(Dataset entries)
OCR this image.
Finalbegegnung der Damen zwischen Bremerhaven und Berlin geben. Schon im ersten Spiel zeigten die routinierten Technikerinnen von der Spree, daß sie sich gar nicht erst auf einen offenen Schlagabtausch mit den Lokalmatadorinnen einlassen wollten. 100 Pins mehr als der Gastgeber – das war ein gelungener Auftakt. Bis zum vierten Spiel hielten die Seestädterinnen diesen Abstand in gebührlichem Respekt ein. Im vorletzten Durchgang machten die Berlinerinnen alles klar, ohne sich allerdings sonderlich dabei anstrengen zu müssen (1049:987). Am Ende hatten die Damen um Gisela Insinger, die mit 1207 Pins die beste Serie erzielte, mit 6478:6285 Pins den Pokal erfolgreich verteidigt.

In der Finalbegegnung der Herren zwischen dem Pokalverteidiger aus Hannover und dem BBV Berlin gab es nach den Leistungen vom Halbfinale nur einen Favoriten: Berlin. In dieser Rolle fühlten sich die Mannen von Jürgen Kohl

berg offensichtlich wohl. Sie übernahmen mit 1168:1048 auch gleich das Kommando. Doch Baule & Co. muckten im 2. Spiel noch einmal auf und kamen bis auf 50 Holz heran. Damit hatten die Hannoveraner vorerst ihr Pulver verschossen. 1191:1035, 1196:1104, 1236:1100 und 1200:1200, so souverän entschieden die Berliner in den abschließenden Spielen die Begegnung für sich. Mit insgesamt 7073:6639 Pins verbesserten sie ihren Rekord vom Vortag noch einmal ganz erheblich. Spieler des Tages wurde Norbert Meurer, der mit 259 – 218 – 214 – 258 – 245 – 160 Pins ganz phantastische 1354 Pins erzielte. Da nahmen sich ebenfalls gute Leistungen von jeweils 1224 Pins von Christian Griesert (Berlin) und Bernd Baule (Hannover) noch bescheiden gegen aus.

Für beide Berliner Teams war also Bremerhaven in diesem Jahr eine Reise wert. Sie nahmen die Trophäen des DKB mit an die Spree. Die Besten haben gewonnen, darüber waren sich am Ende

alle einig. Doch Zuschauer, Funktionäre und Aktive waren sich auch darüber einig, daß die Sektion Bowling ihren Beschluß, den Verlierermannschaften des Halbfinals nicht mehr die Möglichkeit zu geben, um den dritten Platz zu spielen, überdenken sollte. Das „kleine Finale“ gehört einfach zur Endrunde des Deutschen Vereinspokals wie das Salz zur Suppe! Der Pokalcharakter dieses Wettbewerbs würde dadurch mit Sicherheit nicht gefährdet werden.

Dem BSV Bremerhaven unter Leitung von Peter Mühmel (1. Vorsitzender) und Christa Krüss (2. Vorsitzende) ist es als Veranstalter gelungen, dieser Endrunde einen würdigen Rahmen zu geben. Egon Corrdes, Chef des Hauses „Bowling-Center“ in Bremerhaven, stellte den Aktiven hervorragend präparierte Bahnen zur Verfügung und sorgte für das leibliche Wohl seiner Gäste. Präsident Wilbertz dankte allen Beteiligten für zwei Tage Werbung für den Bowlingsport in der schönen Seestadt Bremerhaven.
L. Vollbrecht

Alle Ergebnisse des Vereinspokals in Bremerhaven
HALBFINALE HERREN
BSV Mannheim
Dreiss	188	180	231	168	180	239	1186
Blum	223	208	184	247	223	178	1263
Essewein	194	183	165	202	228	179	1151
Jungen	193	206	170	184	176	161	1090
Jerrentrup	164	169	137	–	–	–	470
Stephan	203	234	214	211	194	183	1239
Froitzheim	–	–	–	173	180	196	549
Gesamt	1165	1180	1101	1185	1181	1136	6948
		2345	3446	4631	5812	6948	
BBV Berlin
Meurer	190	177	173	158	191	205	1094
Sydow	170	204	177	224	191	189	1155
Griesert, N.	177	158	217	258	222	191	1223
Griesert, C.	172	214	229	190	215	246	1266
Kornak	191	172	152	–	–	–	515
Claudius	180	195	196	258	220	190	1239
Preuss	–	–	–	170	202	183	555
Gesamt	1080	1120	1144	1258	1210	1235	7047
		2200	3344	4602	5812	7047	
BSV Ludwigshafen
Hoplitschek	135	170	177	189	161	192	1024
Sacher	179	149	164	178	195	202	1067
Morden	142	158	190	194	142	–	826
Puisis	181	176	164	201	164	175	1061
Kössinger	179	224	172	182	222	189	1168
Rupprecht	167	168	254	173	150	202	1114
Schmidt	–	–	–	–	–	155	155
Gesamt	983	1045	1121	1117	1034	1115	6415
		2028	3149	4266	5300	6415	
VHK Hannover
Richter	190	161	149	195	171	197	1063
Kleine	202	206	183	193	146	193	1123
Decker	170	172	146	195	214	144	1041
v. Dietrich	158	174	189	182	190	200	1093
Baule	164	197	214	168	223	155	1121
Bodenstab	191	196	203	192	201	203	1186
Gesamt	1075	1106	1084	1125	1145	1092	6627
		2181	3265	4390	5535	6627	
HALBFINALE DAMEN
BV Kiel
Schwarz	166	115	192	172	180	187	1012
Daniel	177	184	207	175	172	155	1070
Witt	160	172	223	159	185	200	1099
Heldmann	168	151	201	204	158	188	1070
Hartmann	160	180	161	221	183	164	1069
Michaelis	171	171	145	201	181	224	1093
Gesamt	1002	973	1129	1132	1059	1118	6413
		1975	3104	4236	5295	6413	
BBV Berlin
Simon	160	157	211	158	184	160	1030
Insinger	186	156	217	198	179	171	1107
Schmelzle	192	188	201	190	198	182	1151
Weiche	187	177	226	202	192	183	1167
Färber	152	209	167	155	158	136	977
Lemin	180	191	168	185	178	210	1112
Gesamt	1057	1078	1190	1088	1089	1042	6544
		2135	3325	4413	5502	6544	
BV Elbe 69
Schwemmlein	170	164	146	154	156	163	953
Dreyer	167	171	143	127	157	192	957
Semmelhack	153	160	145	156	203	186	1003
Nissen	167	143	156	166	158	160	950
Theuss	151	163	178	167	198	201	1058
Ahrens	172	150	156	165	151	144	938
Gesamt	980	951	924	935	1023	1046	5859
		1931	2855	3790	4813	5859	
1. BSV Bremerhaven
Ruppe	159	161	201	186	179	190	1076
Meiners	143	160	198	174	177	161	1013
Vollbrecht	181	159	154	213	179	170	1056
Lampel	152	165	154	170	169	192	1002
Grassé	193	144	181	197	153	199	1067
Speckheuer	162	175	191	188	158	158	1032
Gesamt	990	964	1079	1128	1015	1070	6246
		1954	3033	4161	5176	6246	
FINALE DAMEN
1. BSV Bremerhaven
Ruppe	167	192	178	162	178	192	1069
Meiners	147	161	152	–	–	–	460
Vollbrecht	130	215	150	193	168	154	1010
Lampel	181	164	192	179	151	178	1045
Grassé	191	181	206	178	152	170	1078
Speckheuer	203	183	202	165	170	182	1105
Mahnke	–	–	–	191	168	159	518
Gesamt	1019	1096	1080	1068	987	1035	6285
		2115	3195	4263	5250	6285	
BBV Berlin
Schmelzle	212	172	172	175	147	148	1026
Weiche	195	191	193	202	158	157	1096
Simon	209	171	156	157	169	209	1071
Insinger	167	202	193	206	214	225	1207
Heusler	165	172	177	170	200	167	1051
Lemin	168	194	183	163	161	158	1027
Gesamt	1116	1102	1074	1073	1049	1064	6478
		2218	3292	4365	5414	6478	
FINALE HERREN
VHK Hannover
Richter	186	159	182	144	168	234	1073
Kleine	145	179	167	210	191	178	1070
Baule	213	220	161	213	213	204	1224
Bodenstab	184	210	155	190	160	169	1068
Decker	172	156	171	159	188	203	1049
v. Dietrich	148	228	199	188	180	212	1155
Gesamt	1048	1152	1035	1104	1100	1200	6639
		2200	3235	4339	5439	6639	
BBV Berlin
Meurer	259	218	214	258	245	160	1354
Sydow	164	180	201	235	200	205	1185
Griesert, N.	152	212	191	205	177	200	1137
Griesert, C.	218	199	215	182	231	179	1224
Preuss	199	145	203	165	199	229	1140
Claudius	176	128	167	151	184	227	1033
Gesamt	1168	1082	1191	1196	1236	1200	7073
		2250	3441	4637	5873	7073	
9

Goal: State how many lines of the listing above hold the word "erzielte", with nothing but the number.

Output of the task: 2